### [WHAT YOU WILL DO]
- A) In the text on the School of Fish debut album, who is listed as the producer?
- B) Using the text on the School of Fish debut album, explain how the album was promoted and what the promotional release offered beyond the album itself.
- C) Pick up the text on the School of Fish debut album after its final sentence and continue it.

Studio album by School of Fish
- Released: April 1991
- Recorded: 1990
- Genre: Rock
- Length: 44:14
- Label: Capitol
- Producer: John Porter

School of Fish chronology
|  | School of Fish (1991) | Human Cannonball (1993) |

Singles from School of Fish
- "3 Strange Days" Released: 1991;

= School of Fish (album) =

School of Fish is the debut studio album by the American band School of Fish. It was released in April 1991.

==Promotion==
The album was supported by the single "3 Strange Days", which peaked at No. 12 on the Mainstream Rock Tracks. The single included two non-album tracks: the original composition "Where Have I Been" and the cover of Prince's "Let's Pretend We're Married".

Records of element locations
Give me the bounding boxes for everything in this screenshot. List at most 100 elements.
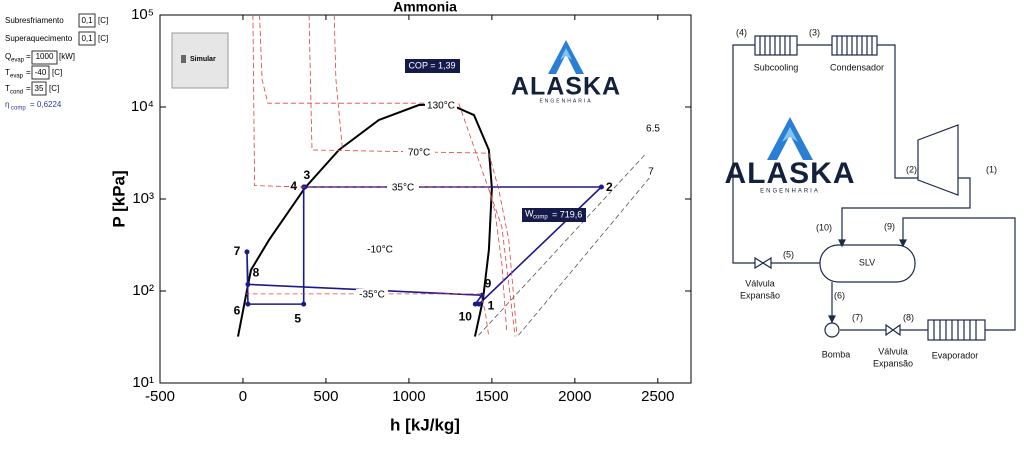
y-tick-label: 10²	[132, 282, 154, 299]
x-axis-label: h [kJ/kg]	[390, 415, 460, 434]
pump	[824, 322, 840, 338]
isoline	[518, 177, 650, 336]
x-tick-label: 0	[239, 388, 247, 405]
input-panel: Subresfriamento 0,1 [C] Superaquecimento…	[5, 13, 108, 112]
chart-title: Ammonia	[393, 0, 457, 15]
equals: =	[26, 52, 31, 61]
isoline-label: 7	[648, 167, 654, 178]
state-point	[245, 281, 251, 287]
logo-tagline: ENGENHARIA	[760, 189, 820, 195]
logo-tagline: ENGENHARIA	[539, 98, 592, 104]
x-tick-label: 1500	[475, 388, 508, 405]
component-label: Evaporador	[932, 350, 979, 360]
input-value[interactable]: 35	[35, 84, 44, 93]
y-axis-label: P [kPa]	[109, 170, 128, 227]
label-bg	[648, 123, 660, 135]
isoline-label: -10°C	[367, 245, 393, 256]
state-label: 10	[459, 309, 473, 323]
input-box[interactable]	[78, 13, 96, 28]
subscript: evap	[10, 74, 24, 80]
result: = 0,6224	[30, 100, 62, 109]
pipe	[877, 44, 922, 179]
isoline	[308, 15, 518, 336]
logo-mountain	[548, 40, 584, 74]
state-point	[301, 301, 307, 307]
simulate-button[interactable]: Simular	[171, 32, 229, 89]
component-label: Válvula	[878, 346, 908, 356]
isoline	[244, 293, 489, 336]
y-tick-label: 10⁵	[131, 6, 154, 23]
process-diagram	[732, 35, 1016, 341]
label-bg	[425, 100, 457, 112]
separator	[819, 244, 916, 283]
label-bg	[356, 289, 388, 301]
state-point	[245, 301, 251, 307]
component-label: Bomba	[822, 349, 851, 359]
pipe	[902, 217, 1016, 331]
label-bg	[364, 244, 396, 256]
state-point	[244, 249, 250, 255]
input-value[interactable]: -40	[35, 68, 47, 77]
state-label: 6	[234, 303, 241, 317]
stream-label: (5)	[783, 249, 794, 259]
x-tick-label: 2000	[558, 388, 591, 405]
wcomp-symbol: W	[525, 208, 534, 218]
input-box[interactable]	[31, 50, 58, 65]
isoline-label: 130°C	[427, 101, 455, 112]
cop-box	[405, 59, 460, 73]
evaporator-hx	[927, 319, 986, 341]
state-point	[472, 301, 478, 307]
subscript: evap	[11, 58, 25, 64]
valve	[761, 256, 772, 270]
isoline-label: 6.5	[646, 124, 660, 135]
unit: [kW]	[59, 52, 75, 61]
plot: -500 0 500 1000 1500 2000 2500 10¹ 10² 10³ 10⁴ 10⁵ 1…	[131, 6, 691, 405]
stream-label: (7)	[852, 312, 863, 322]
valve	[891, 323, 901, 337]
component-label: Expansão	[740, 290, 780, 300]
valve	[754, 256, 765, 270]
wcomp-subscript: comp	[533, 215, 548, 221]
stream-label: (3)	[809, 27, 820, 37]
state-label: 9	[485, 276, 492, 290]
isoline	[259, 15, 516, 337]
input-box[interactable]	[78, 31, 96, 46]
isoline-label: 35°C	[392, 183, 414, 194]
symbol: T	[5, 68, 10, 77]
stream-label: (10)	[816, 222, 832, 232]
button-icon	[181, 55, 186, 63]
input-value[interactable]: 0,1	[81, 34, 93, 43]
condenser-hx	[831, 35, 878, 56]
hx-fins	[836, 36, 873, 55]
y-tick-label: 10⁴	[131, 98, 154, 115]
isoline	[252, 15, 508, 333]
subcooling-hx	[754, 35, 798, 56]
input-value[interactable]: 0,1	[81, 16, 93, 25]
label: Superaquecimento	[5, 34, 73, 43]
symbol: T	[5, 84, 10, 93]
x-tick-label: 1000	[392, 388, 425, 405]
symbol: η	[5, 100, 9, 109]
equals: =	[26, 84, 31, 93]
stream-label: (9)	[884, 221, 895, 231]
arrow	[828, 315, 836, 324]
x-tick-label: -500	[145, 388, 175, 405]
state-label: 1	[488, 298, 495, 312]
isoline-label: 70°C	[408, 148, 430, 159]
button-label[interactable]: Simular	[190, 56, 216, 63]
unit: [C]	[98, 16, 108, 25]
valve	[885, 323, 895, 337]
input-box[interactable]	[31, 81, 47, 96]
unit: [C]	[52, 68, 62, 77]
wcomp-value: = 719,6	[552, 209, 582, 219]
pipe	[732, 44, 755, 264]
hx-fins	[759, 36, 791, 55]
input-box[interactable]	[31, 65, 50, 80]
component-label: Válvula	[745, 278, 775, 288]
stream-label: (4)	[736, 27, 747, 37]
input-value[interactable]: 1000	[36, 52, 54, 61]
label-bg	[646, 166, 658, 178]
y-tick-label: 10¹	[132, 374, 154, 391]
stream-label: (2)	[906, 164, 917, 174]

### [ANSWERS TO THE EXERCISE]
- A) John Porter.

- B) The album was supported by the single "3 Strange Days," which peaked at No. 12 on the Mainstream Rock Tracks. The single also included two tracks not found on the album: the original composition "Where Have I Been" and a cover of Prince's "Let's Pretend We're Married."

- C)
==Critical reception==

The Calgary Herald noted that "neo-psychedelic guitar-grunge swirls beneath the surface of each song." The San Diego Union-Tribune concluded that the band "concocted an irresistible brew of tough-guy guitars, sweet vocals and thoughtful lyrics that sounds like a cross between Free, the Babys and Crowded House."

Professional ratings
Review scores
| Source | Rating |
| AllMusic | Star |
| Calgary Herald | C |

==Track listing==
All tracks written by Josh Clayton-Felt & Michael Ward, except where noted.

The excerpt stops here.